Task directions
Which lines contain the string "Ландерс"? Please list every one of them.
* * * * *
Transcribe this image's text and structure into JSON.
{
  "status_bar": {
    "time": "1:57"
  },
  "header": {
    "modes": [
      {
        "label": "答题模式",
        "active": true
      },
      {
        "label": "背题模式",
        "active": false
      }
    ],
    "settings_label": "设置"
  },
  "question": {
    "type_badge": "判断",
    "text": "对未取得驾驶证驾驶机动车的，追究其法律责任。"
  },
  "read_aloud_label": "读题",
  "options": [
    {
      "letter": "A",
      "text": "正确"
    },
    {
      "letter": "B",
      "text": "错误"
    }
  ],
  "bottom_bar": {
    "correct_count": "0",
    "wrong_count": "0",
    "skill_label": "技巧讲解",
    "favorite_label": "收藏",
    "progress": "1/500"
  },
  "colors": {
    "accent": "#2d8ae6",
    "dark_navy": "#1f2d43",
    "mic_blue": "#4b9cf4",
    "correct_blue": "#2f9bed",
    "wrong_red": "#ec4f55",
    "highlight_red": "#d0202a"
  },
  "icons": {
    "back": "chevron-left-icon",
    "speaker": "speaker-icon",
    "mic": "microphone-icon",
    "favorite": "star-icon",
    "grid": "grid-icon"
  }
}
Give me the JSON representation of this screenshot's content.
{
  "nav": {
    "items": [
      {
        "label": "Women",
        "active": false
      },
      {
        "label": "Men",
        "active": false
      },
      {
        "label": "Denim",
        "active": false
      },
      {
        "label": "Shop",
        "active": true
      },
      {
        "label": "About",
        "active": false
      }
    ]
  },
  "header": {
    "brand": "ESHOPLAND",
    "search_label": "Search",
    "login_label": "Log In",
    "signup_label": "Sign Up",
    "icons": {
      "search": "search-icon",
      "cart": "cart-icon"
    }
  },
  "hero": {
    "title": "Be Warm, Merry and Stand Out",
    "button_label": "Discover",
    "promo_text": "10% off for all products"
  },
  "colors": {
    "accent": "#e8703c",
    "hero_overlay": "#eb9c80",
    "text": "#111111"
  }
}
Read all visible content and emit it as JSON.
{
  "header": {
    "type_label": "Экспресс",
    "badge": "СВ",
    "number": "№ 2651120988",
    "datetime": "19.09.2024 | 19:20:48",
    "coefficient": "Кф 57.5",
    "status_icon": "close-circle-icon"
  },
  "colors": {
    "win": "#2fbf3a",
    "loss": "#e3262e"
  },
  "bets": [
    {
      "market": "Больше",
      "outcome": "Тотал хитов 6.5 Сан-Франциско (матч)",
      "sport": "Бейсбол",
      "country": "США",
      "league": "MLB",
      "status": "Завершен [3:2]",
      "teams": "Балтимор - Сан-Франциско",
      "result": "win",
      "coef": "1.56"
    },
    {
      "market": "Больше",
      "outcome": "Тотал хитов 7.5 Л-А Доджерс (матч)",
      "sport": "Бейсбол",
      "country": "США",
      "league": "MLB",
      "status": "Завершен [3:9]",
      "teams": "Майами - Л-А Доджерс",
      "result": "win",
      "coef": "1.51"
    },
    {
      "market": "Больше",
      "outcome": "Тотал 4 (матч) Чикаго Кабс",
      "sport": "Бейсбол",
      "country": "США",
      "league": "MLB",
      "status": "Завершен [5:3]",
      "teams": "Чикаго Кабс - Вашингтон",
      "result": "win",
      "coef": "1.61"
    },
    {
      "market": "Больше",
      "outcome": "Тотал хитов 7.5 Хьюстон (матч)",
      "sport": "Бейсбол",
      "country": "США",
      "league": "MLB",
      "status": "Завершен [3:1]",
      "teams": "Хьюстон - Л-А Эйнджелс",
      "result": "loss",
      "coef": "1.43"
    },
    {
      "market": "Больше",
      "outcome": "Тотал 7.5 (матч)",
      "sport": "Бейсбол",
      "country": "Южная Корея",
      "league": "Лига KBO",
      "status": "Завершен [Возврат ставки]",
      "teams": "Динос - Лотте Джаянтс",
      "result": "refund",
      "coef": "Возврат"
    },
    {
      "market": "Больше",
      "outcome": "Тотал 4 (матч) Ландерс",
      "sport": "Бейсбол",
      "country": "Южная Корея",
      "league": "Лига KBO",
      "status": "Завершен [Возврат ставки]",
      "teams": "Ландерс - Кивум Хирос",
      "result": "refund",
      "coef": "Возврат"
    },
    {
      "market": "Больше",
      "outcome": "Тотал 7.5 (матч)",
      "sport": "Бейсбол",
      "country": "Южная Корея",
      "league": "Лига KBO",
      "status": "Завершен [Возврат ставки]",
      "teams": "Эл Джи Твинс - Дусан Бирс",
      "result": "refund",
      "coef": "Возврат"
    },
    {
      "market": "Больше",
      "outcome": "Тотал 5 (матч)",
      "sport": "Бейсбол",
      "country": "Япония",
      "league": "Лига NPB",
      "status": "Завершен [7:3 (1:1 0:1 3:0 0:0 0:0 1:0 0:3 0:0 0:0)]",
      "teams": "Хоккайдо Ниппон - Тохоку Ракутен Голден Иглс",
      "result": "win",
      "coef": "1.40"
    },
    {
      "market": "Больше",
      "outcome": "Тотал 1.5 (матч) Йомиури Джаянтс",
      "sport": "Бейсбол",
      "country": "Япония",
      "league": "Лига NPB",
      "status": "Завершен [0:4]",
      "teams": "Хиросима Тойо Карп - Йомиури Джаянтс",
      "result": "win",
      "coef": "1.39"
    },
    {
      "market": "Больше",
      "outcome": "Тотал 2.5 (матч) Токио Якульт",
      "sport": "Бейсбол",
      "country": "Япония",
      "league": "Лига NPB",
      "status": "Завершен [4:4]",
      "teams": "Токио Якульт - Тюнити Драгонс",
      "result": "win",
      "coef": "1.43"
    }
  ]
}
* * * * *
Response below
      "outcome": "Тотал 4 (матч) Ландерс",
      "teams": "Ландерс - Кивум Хирос",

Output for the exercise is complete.